**Given exercise**
Output every record word for word.

**Extracted entries**
━━━━━━━━━━━━━━━━━━━━━━━━━━━━━━
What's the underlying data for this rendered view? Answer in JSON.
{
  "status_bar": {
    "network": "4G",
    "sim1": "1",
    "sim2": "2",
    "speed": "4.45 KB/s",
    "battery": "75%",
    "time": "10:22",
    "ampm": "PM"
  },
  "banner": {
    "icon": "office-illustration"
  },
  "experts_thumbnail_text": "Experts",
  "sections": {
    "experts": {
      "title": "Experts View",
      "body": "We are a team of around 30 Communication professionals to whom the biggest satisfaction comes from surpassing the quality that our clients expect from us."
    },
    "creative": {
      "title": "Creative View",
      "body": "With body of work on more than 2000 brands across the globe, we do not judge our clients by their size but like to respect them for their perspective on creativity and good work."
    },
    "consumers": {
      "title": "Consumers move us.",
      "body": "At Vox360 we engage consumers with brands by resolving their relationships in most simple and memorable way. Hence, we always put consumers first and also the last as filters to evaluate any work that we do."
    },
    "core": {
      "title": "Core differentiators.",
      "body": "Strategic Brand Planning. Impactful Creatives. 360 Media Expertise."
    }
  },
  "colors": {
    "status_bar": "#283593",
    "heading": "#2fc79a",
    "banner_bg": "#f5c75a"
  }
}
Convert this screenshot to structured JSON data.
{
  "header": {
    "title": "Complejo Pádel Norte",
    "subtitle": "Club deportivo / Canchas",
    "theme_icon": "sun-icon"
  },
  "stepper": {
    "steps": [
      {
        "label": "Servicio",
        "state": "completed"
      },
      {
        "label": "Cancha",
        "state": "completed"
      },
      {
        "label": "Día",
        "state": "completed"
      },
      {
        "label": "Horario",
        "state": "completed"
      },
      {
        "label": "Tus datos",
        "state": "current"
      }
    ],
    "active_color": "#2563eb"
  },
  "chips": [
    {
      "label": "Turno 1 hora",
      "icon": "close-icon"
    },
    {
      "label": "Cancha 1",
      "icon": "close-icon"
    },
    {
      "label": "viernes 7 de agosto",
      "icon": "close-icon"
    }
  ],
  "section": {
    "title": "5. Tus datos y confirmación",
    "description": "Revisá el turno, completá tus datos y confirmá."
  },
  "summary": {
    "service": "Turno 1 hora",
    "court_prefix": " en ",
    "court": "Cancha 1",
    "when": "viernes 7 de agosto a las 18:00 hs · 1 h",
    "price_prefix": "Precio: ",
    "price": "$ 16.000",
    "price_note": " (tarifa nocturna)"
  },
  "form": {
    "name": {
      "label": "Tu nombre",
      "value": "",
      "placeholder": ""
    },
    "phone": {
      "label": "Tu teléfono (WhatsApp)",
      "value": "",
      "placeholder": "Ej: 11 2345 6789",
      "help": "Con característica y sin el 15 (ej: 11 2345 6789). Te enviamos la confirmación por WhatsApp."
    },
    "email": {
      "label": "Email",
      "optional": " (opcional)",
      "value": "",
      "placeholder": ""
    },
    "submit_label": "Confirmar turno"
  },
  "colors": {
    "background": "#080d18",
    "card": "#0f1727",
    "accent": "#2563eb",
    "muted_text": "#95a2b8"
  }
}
━━━━━━━━━━━━━━━━━━━━━━━━━━━━━━
**Exercise result**
What's the underlying data for this rendered view? Answer in JSON.
{
  "status_bar": {
    "network": "4G",
    "sim1": "1",
    "sim2": "2",
    "speed": "4.45 KB/s",
    "battery": "75%",
    "time": "10:22",
    "ampm": "PM"
  },
  "banner": {
    "icon": "office-illustration"
  },
  "experts_thumbnail_text": "Experts",
  "sections": {
    "experts": {
      "title": "Experts View",
      "body": "We are a team of around 30 Communication professionals to whom the biggest satisfaction comes from surpassing the quality that our clients expect from us."
    },
    "creative": {
      "title": "Creative View",
      "body": "With body of work on more than 2000 brands across the globe, we do not judge our clients by their size but like to respect them for their perspective on creativity and good work."
    },
    "consumers": {
      "title": "Consumers move us.",
      "body": "At Vox360 we engage consumers with brands by resolving their relationships in most simple and memorable way. Hence, we always put consumers first and also the last as filters to evaluate any work that we do."
    },
    "core": {
      "title": "Core differentiators.",
      "body": "Strategic Brand Planning. Impactful Creatives. 360 Media Expertise."
    }
  },
  "colors": {
    "status_bar": "#283593",
    "heading": "#2fc79a",
    "banner_bg": "#f5c75a"
  }
}
Convert this screenshot to structured JSON data.
{
  "header": {
    "title": "Complejo Pádel Norte",
    "subtitle": "Club deportivo / Canchas",
    "theme_icon": "sun-icon"
  },
  "stepper": {
    "steps": [
      {
        "label": "Servicio",
        "state": "completed"
      },
      {
        "label": "Cancha",
        "state": "completed"
      },
      {
        "label": "Día",
        "state": "completed"
      },
      {
        "label": "Horario",
        "state": "completed"
      },
      {
        "label": "Tus datos",
        "state": "current"
      }
    ],
    "active_color": "#2563eb"
  },
  "chips": [
    {
      "label": "Turno 1 hora",
      "icon": "close-icon"
    },
    {
      "label": "Cancha 1",
      "icon": "close-icon"
    },
    {
      "label": "viernes 7 de agosto",
      "icon": "close-icon"
    }
  ],
  "section": {
    "title": "5. Tus datos y confirmación",
    "description": "Revisá el turno, completá tus datos y confirmá."
  },
  "summary": {
    "service": "Turno 1 hora",
    "court_prefix": " en ",
    "court": "Cancha 1",
    "when": "viernes 7 de agosto a las 18:00 hs · 1 h",
    "price_prefix": "Precio: ",
    "price": "$ 16.000",
    "price_note": " (tarifa nocturna)"
  },
  "form": {
    "name": {
      "label": "Tu nombre",
      "value": "",
      "placeholder": ""
    },
    "phone": {
      "label": "Tu teléfono (WhatsApp)",
      "value": "",
      "placeholder": "Ej: 11 2345 6789",
      "help": "Con característica y sin el 15 (ej: 11 2345 6789). Te enviamos la confirmación por WhatsApp."
    },
    "email": {
      "label": "Email",
      "optional": " (opcional)",
      "value": "",
      "placeholder": ""
    },
    "submit_label": "Confirmar turno"
  },
  "colors": {
    "background": "#080d18",
    "card": "#0f1727",
    "accent": "#2563eb",
    "muted_text": "#95a2b8"
  }
}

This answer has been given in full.